# Input start
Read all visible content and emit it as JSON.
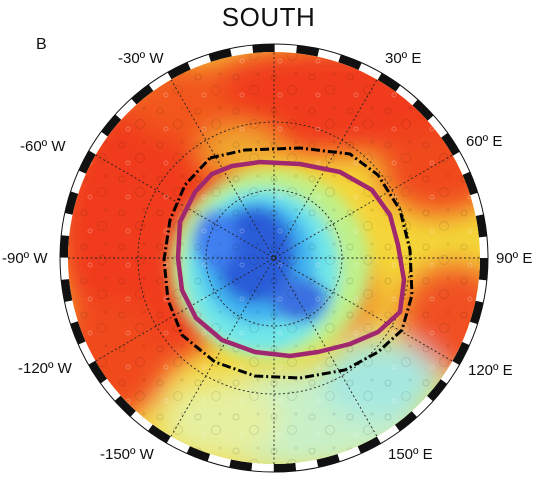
{
  "title": "SOUTH",
  "panel_label": "B",
  "longitude_labels": {
    "m30": "-30º W",
    "p30": "30º E",
    "m60": "-60º W",
    "p60": "60º E",
    "m90": "-90º W",
    "p90": "90º E",
    "m120": "-120º W",
    "p120": "120º E",
    "m150": "-150º W",
    "p150": "150º E"
  },
  "colors": {
    "magenta_contour": "#a0286e",
    "black_contour": "#000000",
    "low": "#2a5bd8",
    "mid_low": "#3fe0f0",
    "mid": "#f4f04a",
    "high": "#f03a1a"
  }
}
# Input end
### Task details:
Without the pictures, repeat all the records word for word.

### Output for this exercise:
Read all visible content and emit it as JSON.
{
  "title": "SOUTH",
  "panel_label": "B",
  "longitude_labels": {
    "m30": "-30º W",
    "p30": "30º E",
    "m60": "-60º W",
    "p60": "60º E",
    "m90": "-90º W",
    "p90": "90º E",
    "m120": "-120º W",
    "p120": "120º E",
    "m150": "-150º W",
    "p150": "150º E"
  },
  "colors": {
    "magenta_contour": "#a0286e",
    "black_contour": "#000000",
    "low": "#2a5bd8",
    "mid_low": "#3fe0f0",
    "mid": "#f4f04a",
    "high": "#f03a1a"
  }
}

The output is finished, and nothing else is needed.